• _Request_: Gather each line of the records where "label" appears.

• _Records for the exercise_:
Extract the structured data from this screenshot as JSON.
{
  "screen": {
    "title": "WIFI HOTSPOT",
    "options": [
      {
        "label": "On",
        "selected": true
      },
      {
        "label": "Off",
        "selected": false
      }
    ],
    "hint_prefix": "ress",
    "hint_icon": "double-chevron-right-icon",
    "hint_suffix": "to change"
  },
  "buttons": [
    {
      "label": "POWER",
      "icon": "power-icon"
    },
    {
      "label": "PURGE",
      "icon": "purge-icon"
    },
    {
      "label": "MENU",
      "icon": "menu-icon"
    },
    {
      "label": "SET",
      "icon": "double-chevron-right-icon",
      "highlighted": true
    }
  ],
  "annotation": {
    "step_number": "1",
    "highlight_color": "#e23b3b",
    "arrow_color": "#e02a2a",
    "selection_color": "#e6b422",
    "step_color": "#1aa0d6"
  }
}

• _Written answer_:
        "label": "On",
        "label": "Off",
      "label": "POWER",
      "label": "PURGE",
      "label": "MENU",
      "label": "SET",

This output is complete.